**Stored data**
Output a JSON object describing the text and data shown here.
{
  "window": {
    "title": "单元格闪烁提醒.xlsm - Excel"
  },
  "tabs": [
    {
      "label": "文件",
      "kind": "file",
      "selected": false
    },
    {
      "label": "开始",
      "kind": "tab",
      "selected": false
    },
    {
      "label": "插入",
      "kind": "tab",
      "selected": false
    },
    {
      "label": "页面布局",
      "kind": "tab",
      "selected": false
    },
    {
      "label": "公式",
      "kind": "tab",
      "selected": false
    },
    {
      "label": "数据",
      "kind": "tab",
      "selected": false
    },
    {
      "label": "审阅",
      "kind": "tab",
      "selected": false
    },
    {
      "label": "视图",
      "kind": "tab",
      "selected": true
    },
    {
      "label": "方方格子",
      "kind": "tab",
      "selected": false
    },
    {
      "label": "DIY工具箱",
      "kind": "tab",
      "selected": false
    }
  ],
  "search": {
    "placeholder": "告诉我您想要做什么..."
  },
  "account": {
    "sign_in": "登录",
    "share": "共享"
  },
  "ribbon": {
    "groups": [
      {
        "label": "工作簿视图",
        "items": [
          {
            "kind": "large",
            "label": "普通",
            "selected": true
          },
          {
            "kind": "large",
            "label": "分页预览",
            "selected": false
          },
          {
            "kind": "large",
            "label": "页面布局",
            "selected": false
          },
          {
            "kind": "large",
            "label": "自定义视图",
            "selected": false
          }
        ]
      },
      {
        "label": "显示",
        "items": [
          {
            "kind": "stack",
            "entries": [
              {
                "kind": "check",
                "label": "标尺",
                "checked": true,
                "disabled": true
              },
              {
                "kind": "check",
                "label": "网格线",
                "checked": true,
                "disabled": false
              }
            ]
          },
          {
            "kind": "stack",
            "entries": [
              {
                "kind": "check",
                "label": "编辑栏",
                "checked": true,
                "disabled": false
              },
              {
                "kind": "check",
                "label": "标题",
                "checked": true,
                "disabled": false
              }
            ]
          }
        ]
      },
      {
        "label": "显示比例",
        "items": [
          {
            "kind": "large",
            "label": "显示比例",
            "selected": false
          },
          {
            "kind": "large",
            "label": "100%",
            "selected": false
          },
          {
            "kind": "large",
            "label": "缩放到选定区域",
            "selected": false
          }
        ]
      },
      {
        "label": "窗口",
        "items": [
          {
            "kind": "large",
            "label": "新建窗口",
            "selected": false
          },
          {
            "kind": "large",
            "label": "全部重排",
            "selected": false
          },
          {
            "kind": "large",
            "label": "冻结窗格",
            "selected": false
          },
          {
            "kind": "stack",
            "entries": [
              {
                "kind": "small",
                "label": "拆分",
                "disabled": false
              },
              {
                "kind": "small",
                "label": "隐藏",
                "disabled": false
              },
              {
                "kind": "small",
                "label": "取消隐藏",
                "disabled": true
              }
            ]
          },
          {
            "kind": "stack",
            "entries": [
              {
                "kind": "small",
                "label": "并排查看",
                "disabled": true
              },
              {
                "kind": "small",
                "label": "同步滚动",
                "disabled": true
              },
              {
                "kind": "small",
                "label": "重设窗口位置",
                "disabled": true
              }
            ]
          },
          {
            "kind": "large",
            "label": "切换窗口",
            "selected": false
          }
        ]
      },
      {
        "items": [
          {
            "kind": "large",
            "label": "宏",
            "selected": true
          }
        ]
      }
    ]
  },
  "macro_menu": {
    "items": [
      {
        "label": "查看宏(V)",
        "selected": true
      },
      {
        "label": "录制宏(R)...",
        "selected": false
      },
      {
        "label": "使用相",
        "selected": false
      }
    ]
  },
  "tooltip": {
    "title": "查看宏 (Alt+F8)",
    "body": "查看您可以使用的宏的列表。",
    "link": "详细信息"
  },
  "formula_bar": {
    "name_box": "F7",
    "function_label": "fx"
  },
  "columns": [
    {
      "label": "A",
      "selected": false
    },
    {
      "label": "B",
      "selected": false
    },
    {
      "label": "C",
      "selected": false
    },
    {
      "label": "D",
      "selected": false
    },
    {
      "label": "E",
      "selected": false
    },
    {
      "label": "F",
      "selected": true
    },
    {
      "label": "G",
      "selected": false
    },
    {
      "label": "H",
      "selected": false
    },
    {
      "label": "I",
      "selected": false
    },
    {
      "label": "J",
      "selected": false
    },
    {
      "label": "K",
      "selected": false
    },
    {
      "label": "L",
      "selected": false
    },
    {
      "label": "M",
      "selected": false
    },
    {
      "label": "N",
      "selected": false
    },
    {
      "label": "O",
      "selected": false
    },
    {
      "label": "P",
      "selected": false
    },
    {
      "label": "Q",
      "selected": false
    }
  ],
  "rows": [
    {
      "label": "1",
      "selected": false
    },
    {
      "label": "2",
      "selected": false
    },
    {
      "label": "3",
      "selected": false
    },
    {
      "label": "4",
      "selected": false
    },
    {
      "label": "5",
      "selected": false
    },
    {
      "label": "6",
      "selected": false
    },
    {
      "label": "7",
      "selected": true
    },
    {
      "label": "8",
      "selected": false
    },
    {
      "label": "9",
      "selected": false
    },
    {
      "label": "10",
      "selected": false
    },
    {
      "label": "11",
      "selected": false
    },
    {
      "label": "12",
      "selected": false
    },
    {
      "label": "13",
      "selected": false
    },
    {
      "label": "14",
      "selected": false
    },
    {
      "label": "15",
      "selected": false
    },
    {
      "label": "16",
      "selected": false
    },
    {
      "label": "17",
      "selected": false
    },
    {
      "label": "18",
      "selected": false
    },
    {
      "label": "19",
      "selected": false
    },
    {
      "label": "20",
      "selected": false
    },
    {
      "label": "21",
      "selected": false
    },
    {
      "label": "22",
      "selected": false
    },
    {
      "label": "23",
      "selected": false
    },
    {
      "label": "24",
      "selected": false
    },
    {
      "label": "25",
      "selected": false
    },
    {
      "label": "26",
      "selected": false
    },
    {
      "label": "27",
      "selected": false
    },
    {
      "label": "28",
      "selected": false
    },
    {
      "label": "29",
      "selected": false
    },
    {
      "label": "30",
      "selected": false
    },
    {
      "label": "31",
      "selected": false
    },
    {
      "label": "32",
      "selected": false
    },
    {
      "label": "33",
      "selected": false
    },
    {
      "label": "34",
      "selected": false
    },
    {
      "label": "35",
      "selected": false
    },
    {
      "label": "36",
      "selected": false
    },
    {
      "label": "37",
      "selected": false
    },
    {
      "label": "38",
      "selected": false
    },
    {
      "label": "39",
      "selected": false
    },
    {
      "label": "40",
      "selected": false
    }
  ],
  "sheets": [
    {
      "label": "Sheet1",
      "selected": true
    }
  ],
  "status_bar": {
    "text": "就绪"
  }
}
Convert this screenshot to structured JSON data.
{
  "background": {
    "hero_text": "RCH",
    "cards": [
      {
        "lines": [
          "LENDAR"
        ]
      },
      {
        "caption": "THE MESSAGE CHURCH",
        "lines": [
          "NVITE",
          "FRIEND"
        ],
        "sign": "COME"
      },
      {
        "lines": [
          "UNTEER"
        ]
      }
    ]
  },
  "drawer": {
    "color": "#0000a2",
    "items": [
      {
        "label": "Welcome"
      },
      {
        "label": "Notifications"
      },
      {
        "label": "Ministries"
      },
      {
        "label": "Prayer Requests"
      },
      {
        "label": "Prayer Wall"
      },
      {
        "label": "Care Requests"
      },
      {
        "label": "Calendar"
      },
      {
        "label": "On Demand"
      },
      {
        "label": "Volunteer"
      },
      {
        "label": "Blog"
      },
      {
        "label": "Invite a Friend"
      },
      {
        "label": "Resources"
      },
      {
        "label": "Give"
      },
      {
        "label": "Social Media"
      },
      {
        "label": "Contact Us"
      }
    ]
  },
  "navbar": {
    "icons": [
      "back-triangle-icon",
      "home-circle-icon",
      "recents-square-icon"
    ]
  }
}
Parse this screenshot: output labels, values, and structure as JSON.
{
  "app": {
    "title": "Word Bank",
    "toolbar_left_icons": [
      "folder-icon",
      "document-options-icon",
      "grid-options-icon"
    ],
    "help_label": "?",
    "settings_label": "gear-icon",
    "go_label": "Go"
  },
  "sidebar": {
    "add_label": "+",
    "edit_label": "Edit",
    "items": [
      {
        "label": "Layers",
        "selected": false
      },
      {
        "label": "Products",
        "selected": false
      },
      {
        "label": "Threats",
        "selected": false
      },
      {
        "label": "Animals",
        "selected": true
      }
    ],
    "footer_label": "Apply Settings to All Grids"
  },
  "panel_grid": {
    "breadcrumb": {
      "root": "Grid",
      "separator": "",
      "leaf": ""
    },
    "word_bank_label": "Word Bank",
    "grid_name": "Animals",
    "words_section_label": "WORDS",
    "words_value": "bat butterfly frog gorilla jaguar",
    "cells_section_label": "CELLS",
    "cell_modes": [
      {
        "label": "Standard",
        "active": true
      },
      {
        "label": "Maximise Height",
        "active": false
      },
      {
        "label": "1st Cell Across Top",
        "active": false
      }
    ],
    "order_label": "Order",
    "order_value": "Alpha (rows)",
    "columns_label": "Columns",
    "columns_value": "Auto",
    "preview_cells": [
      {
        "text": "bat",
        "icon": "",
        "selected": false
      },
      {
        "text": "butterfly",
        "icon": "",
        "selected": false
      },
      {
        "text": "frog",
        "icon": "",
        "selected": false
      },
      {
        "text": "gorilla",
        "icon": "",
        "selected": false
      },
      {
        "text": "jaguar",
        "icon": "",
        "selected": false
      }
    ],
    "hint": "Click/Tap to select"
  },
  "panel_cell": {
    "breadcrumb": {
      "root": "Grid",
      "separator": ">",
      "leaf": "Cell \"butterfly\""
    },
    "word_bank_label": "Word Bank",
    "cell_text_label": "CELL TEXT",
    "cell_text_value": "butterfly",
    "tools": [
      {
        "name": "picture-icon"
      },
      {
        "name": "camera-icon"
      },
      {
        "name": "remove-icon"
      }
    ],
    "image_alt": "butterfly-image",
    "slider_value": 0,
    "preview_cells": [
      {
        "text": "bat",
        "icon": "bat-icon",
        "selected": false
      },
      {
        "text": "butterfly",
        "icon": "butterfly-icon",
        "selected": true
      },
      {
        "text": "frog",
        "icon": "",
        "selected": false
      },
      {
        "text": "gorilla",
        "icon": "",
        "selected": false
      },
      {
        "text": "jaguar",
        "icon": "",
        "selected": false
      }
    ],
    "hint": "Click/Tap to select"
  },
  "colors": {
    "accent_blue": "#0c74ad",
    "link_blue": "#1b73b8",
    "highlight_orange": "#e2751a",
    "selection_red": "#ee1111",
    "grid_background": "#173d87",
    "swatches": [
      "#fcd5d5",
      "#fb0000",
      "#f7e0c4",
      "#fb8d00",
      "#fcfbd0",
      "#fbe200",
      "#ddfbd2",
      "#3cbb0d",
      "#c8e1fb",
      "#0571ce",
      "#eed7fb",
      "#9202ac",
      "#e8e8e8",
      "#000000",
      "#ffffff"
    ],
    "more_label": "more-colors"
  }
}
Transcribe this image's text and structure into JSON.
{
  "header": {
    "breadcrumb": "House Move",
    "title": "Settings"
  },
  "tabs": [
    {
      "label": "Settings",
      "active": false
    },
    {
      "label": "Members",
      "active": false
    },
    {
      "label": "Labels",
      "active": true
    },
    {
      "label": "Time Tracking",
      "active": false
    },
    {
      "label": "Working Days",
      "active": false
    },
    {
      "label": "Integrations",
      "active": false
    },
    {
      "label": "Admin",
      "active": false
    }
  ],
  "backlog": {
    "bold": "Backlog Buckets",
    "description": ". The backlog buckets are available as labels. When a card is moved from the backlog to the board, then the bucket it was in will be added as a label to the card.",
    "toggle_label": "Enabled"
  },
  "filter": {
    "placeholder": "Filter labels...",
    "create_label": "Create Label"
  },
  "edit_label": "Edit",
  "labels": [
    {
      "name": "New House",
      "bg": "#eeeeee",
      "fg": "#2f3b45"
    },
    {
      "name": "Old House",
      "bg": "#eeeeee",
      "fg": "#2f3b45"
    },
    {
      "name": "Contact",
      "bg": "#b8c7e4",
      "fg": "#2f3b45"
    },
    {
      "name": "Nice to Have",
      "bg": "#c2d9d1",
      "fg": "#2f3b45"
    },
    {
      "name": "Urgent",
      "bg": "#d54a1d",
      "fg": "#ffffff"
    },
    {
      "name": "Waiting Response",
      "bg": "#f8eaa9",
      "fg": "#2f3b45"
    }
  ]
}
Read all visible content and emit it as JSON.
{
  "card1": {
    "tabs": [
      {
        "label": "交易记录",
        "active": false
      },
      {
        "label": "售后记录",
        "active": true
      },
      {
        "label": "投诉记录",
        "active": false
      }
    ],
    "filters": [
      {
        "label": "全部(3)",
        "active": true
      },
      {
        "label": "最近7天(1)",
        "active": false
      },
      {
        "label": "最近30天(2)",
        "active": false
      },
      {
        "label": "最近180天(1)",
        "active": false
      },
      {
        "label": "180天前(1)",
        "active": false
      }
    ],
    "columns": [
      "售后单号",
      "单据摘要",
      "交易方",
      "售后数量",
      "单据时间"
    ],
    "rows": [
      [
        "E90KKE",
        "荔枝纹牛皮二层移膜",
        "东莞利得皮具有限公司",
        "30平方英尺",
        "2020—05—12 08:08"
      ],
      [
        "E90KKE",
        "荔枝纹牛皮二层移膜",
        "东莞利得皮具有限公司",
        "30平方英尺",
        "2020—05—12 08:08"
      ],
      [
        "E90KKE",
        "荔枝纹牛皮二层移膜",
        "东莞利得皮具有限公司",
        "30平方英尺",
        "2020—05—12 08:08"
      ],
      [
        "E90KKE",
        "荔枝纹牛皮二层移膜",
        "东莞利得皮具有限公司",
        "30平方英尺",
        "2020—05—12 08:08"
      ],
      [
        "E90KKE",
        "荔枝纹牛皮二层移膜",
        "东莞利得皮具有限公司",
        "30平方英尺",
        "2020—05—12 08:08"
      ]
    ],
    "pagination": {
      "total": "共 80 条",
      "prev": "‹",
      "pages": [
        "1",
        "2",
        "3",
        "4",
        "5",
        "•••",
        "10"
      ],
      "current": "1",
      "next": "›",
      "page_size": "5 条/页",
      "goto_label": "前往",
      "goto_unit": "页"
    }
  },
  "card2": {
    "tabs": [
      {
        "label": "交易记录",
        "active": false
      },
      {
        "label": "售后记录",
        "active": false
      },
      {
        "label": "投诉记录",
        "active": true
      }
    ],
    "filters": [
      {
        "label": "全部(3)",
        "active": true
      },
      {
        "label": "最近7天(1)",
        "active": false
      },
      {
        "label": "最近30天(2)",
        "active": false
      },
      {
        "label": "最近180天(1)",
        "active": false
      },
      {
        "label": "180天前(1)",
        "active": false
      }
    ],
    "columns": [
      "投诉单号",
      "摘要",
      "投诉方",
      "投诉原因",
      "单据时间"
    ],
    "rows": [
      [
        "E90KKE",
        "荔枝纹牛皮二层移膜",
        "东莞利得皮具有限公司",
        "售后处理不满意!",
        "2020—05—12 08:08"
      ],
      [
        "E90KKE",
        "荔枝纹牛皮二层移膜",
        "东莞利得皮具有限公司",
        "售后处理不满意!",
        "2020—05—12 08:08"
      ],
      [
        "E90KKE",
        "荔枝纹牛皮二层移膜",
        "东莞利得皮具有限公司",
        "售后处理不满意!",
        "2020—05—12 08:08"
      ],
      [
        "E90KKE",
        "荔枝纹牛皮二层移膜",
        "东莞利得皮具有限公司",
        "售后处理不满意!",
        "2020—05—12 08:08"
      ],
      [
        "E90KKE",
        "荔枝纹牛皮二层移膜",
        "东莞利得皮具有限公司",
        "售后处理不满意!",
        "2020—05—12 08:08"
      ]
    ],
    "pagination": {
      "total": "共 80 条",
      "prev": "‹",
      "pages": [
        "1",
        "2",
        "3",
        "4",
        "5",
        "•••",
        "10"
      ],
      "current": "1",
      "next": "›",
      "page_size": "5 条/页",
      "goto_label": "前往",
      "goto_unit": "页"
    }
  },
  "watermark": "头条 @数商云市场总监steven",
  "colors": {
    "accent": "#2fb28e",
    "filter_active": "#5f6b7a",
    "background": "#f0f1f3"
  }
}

**What the task asks**
Considering only the records above, state the number of lines that include the word "title", with nothing added.

**Answer below**
4